= Stored rows =
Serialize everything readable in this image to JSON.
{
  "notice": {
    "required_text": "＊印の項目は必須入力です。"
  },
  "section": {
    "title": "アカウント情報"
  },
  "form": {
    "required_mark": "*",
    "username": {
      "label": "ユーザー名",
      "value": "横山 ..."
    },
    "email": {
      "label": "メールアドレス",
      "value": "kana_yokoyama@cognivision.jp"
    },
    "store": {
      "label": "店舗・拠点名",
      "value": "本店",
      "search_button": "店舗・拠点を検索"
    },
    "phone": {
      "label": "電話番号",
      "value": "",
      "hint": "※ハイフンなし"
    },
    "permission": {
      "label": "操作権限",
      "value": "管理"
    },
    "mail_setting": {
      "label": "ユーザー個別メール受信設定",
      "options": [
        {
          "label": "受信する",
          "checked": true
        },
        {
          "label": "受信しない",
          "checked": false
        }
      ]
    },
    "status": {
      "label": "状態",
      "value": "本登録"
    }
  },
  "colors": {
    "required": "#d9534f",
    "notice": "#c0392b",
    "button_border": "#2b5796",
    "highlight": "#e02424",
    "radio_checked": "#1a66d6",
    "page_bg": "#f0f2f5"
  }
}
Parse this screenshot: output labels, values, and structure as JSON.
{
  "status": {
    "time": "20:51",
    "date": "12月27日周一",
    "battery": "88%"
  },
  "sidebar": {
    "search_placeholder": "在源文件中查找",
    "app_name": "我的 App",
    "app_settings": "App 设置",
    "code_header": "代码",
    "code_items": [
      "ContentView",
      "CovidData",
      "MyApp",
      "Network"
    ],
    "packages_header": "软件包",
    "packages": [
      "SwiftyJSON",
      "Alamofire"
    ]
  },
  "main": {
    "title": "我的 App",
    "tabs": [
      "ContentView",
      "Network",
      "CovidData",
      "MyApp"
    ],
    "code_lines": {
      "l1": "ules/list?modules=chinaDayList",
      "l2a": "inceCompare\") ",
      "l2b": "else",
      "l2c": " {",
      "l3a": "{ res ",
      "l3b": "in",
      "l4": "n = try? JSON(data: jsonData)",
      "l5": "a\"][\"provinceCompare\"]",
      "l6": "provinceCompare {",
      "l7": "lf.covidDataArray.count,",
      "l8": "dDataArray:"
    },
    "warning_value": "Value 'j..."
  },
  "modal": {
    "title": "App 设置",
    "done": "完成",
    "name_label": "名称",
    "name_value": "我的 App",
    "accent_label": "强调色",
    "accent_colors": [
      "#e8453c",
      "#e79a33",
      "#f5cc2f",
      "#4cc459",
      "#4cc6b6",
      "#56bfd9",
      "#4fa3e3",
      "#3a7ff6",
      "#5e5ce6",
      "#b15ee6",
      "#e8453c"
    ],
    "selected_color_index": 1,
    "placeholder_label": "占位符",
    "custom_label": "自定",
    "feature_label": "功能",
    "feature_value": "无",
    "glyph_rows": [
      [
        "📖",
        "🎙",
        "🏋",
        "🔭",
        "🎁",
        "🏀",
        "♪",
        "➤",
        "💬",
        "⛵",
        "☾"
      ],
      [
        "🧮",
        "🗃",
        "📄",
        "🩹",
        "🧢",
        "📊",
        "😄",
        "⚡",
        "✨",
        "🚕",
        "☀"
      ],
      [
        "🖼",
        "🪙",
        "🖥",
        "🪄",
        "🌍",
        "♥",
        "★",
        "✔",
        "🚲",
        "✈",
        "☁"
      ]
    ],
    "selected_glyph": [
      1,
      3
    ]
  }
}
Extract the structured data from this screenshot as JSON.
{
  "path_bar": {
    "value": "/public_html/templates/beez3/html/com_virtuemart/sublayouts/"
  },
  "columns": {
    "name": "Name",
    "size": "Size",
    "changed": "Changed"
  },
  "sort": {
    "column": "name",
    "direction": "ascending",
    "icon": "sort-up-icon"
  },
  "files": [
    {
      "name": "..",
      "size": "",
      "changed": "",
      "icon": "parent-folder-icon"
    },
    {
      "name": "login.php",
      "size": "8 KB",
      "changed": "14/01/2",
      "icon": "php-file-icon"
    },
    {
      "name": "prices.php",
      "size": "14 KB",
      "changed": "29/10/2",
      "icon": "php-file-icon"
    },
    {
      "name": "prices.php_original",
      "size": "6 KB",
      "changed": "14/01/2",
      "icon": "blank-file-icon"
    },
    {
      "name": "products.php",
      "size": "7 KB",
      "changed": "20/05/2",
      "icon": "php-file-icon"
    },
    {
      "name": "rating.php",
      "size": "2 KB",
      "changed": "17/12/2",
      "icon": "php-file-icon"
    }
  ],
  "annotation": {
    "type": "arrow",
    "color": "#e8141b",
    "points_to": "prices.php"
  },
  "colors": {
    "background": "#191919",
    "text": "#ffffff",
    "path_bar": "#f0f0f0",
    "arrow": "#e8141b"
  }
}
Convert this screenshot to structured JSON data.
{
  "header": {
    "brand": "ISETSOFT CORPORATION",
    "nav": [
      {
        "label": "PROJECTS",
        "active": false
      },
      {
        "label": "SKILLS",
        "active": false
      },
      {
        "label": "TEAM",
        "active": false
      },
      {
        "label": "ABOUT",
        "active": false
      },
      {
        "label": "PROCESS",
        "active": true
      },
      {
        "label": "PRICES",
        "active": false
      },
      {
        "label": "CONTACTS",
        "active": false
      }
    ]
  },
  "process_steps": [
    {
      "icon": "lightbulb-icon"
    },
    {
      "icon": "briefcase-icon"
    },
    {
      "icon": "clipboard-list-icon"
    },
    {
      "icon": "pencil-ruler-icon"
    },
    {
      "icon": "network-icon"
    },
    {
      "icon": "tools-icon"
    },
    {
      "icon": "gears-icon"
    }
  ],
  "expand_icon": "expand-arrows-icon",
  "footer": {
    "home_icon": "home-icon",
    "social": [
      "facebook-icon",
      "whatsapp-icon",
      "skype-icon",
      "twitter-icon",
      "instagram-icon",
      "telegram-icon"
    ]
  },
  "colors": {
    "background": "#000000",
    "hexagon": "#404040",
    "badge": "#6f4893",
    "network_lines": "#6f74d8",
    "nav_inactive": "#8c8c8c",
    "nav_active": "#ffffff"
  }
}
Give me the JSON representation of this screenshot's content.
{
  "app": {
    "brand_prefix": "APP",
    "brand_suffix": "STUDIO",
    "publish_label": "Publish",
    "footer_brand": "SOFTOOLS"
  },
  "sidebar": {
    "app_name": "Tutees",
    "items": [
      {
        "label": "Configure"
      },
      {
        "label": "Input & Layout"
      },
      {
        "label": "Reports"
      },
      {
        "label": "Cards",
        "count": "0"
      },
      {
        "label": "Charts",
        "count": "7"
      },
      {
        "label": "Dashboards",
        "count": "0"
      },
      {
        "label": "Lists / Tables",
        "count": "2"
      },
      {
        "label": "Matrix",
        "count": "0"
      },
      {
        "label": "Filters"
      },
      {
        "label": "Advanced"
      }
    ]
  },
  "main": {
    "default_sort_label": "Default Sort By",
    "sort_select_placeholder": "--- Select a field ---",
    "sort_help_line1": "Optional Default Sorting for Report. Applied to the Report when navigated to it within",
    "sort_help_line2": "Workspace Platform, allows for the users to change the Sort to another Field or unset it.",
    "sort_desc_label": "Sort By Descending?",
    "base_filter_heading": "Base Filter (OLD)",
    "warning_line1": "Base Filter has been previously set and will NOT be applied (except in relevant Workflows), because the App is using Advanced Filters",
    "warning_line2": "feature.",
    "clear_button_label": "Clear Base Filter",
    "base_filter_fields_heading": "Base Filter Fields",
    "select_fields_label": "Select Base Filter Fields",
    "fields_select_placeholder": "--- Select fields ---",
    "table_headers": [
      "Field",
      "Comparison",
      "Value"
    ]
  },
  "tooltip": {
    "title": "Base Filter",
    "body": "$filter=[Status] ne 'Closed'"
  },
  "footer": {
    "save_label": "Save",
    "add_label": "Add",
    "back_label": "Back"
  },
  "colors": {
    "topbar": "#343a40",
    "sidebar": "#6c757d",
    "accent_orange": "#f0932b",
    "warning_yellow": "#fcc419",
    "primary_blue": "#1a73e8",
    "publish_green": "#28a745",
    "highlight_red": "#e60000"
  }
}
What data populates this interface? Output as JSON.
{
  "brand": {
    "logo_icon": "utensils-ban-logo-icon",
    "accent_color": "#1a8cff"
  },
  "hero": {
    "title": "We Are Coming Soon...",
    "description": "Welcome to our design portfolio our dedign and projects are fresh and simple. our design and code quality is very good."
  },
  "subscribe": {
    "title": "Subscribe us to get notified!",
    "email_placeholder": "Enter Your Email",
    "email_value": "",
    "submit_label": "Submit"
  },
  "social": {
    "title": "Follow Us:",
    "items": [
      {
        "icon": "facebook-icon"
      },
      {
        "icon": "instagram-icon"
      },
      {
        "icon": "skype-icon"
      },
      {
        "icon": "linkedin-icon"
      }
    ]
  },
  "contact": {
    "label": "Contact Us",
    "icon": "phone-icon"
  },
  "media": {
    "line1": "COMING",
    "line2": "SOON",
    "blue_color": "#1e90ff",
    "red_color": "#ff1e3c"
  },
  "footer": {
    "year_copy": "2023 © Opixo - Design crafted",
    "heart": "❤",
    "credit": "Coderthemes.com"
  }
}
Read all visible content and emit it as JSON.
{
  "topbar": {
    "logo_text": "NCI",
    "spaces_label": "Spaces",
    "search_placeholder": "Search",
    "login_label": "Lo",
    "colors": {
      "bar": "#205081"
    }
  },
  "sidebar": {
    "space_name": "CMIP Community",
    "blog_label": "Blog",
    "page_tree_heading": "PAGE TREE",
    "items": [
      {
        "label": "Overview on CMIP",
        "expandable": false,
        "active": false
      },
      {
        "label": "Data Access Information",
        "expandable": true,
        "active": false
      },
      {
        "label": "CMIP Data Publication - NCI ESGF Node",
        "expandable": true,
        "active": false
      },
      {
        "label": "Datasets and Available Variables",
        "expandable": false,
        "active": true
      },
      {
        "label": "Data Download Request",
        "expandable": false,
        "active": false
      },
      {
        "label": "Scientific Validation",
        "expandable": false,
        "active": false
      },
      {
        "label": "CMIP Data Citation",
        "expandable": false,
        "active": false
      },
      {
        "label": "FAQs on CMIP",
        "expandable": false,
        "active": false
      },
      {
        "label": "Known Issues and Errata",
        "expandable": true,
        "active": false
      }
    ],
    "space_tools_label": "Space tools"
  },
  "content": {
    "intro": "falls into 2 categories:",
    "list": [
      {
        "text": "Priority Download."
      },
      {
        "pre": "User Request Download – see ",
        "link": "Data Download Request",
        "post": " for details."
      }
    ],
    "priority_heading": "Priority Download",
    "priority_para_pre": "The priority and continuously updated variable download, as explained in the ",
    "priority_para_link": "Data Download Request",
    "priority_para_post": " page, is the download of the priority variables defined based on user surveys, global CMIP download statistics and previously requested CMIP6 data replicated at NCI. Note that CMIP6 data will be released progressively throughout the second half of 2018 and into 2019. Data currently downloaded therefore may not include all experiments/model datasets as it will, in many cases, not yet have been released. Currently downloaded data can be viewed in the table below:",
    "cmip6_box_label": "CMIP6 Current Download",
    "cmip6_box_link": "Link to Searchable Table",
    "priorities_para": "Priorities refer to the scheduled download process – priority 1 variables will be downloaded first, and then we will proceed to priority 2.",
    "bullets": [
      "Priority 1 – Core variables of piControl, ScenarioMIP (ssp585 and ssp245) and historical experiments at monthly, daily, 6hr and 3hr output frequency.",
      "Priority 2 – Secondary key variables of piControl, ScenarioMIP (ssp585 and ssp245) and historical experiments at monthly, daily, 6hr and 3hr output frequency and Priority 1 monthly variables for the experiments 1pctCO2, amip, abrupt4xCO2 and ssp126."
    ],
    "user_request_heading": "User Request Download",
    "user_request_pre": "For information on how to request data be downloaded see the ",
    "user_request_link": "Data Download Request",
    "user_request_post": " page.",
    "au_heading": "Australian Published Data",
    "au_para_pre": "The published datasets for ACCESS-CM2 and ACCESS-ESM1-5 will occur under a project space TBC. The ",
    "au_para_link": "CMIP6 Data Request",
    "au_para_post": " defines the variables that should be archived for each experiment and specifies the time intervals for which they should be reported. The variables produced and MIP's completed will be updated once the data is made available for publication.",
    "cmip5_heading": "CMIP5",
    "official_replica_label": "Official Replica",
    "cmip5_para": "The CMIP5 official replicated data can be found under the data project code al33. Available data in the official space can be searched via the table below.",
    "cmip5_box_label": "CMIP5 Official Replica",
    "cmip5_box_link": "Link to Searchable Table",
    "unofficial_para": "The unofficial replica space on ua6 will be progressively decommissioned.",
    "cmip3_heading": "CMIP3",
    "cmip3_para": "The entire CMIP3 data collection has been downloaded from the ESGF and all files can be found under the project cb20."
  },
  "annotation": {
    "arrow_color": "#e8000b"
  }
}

= To be done =
Find all the lines containing "files" in the material, then copy them.

= Answer to this problem =
  "files": [
    "cmip3_para": "The entire CMIP3 data collection has been downloaded from the ESGF and all files can be found under the project cb20."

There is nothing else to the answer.